(LISTING)
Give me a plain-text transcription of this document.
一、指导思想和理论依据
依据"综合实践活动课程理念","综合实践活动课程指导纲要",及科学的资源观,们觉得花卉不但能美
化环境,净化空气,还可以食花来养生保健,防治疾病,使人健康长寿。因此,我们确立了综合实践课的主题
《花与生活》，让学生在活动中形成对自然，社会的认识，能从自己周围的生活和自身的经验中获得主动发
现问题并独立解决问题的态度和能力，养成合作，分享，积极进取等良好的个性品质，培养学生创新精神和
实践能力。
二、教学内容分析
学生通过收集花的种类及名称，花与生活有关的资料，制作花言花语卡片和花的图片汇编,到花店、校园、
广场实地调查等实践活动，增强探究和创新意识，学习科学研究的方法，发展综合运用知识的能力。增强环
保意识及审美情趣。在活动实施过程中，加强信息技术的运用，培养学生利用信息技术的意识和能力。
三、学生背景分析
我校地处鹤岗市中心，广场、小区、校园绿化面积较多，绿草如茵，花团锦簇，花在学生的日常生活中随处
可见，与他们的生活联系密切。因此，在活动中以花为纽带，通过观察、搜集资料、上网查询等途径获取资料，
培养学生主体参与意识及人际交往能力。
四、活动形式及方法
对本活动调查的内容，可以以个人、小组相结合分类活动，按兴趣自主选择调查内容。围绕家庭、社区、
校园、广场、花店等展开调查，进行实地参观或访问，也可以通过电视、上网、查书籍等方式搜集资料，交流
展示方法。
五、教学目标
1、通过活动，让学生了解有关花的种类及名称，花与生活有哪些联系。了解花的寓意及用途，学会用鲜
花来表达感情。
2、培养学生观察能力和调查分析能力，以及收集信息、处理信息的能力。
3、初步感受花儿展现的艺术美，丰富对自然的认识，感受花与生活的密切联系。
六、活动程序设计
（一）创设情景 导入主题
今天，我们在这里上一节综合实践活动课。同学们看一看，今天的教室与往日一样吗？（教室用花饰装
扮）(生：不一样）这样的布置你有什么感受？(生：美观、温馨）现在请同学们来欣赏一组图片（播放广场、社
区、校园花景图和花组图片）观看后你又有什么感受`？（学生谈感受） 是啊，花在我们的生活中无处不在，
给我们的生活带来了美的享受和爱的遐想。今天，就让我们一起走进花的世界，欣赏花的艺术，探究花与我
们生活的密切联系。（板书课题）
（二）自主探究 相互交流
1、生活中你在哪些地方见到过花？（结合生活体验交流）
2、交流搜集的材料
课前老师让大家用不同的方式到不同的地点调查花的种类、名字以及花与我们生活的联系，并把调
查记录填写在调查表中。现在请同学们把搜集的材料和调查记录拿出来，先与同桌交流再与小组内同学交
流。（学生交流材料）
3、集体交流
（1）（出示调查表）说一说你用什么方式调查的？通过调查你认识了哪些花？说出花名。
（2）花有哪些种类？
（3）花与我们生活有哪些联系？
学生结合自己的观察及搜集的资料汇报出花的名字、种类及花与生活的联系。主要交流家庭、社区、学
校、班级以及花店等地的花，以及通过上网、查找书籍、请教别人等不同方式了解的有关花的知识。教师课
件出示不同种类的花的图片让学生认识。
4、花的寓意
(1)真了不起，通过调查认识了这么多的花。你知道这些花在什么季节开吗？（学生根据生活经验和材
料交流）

(PROBLEM DETAILS) Print every entry exactly as it appears.

(SOLVED EXERCISE)
Give me a plain-text transcription of this document.
一、指导思想和理论依据
依据"综合实践活动课程理念","综合实践活动课程指导纲要",及科学的资源观,们觉得花卉不但能美
化环境,净化空气,还可以食花来养生保健,防治疾病,使人健康长寿。因此,我们确立了综合实践课的主题
《花与生活》，让学生在活动中形成对自然，社会的认识，能从自己周围的生活和自身的经验中获得主动发
现问题并独立解决问题的态度和能力，养成合作，分享，积极进取等良好的个性品质，培养学生创新精神和
实践能力。
二、教学内容分析
学生通过收集花的种类及名称，花与生活有关的资料，制作花言花语卡片和花的图片汇编,到花店、校园、
广场实地调查等实践活动，增强探究和创新意识，学习科学研究的方法，发展综合运用知识的能力。增强环
保意识及审美情趣。在活动实施过程中，加强信息技术的运用，培养学生利用信息技术的意识和能力。
三、学生背景分析
我校地处鹤岗市中心，广场、小区、校园绿化面积较多，绿草如茵，花团锦簇，花在学生的日常生活中随处
可见，与他们的生活联系密切。因此，在活动中以花为纽带，通过观察、搜集资料、上网查询等途径获取资料，
培养学生主体参与意识及人际交往能力。
四、活动形式及方法
对本活动调查的内容，可以以个人、小组相结合分类活动，按兴趣自主选择调查内容。围绕家庭、社区、
校园、广场、花店等展开调查，进行实地参观或访问，也可以通过电视、上网、查书籍等方式搜集资料，交流
展示方法。
五、教学目标
1、通过活动，让学生了解有关花的种类及名称，花与生活有哪些联系。了解花的寓意及用途，学会用鲜
花来表达感情。
2、培养学生观察能力和调查分析能力，以及收集信息、处理信息的能力。
3、初步感受花儿展现的艺术美，丰富对自然的认识，感受花与生活的密切联系。
六、活动程序设计
（一）创设情景 导入主题
今天，我们在这里上一节综合实践活动课。同学们看一看，今天的教室与往日一样吗？（教室用花饰装
扮）(生：不一样）这样的布置你有什么感受？(生：美观、温馨）现在请同学们来欣赏一组图片（播放广场、社
区、校园花景图和花组图片）观看后你又有什么感受`？（学生谈感受） 是啊，花在我们的生活中无处不在，
给我们的生活带来了美的享受和爱的遐想。今天，就让我们一起走进花的世界，欣赏花的艺术，探究花与我
们生活的密切联系。（板书课题）
（二）自主探究 相互交流
1、生活中你在哪些地方见到过花？（结合生活体验交流）
2、交流搜集的材料
课前老师让大家用不同的方式到不同的地点调查花的种类、名字以及花与我们生活的联系，并把调
查记录填写在调查表中。现在请同学们把搜集的材料和调查记录拿出来，先与同桌交流再与小组内同学交
流。（学生交流材料）
3、集体交流
（1）（出示调查表）说一说你用什么方式调查的？通过调查你认识了哪些花？说出花名。
（2）花有哪些种类？
（3）花与我们生活有哪些联系？
学生结合自己的观察及搜集的资料汇报出花的名字、种类及花与生活的联系。主要交流家庭、社区、学
校、班级以及花店等地的花，以及通过上网、查找书籍、请教别人等不同方式了解的有关花的知识。教师课
件出示不同种类的花的图片让学生认识。
4、花的寓意
(1)真了不起，通过调查认识了这么多的花。你知道这些花在什么季节开吗？（学生根据生活经验和材
料交流）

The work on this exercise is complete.